Material supplied.
----

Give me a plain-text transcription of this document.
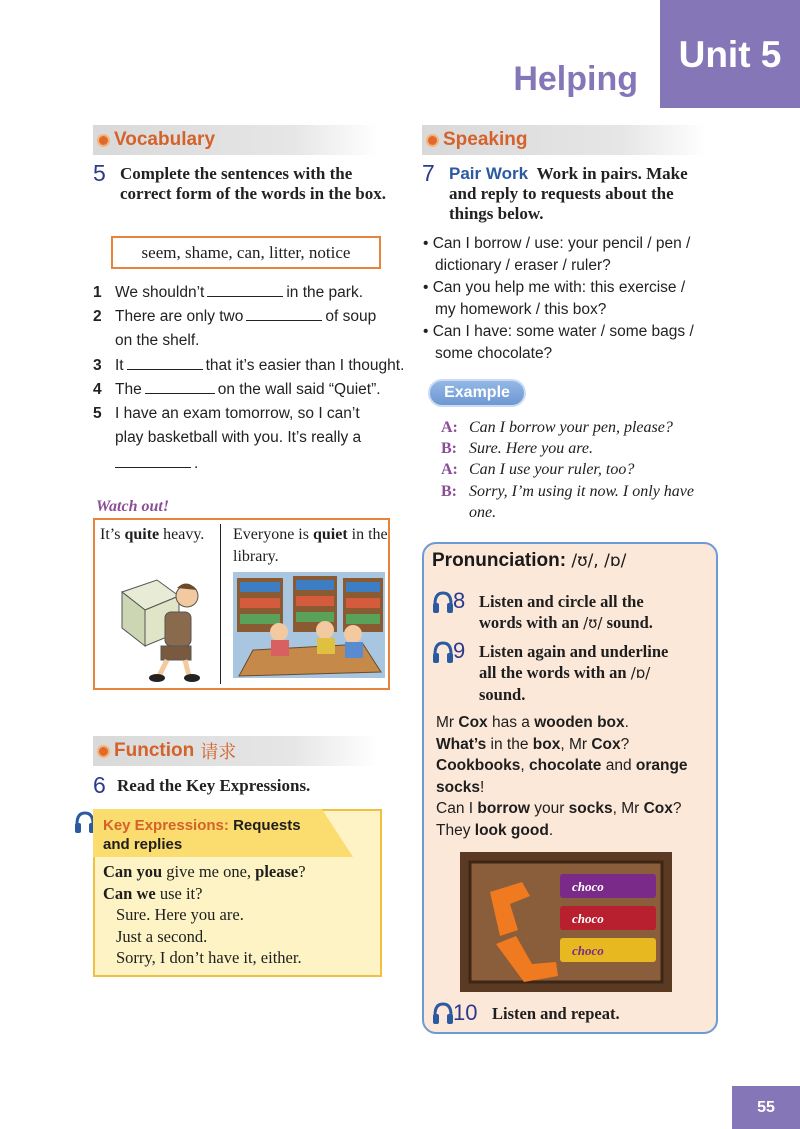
Unit 5
Helping
Vocabulary
5 Complete the sentences with the correct form of the words in the box.
seem, shame, can, litter, notice
1 We shouldn’t	in the park.
2 There are only two	of soup
on the shelf.
3 It	that it’s easier than I thought.
4 The	on the wall said “Quiet”.
5 I have an exam tomorrow, so I can’t
play basketball with you. It’s really a
.
Watch out!
It’s quite heavy. Everyone is quiet in the library.
Function 请求
6 Read the Key Expressions.
Key Expressions: Requests
and replies
Can you give me one, please?
Can we use it?
Sure. Here you are.
Just a second.
Sorry, I don’t have it, either.
Speaking
7 Pair Work Work in pairs. Make and reply to requests about the things below.
• Can I borrow / use: your pencil / pen /
dictionary / eraser / ruler?
• Can you help me with: this exercise /
my homework / this box?
• Can I have: some water / some bags /
some chocolate?
Example
A: Can I borrow your pen, please?
B: Sure. Here you are.
A: Can I use your ruler, too?
B: Sorry, I’m using it now. I only have
one.
Pronunciation: /ʊ/, /ɒ/
8 Listen and circle all the
words with an /ʊ/ sound.
9 Listen again and underline
all the words with an /ɒ/
sound.
Mr Cox has a wooden box.
What’s in the box, Mr Cox?
Cookbooks, chocolate and orange
socks!
Can I borrow your socks, Mr Cox?
They look good.
choco
choco
choco
10 Listen and repeat.
55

----

Task brief. From the records given above, reproduce all text exactly and exclude each picture.

Solution to this exercise.
Give me a plain-text transcription of this document.
Unit 5
Helping
Vocabulary
5 Complete the sentences with the correct form of the words in the box.
seem, shame, can, litter, notice
1 We shouldn’t	in the park.
2 There are only two	of soup
on the shelf.
3 It	that it’s easier than I thought.
4 The	on the wall said “Quiet”.
5 I have an exam tomorrow, so I can’t
play basketball with you. It’s really a
.
Watch out!
It’s quite heavy. Everyone is quiet in the library.
Function 请求
6 Read the Key Expressions.
Key Expressions: Requests
and replies
Can you give me one, please?
Can we use it?
Sure. Here you are.
Just a second.
Sorry, I don’t have it, either.
Speaking
7 Pair Work Work in pairs. Make and reply to requests about the things below.
• Can I borrow / use: your pencil / pen /
dictionary / eraser / ruler?
• Can you help me with: this exercise /
my homework / this box?
• Can I have: some water / some bags /
some chocolate?
Example
A: Can I borrow your pen, please?
B: Sure. Here you are.
A: Can I use your ruler, too?
B: Sorry, I’m using it now. I only have
one.
Pronunciation: /ʊ/, /ɒ/
8 Listen and circle all the
words with an /ʊ/ sound.
9 Listen again and underline
all the words with an /ɒ/
sound.
Mr Cox has a wooden box.
What’s in the box, Mr Cox?
Cookbooks, chocolate and orange
socks!
Can I borrow your socks, Mr Cox?
They look good.
choco
choco
choco
10 Listen and repeat.
55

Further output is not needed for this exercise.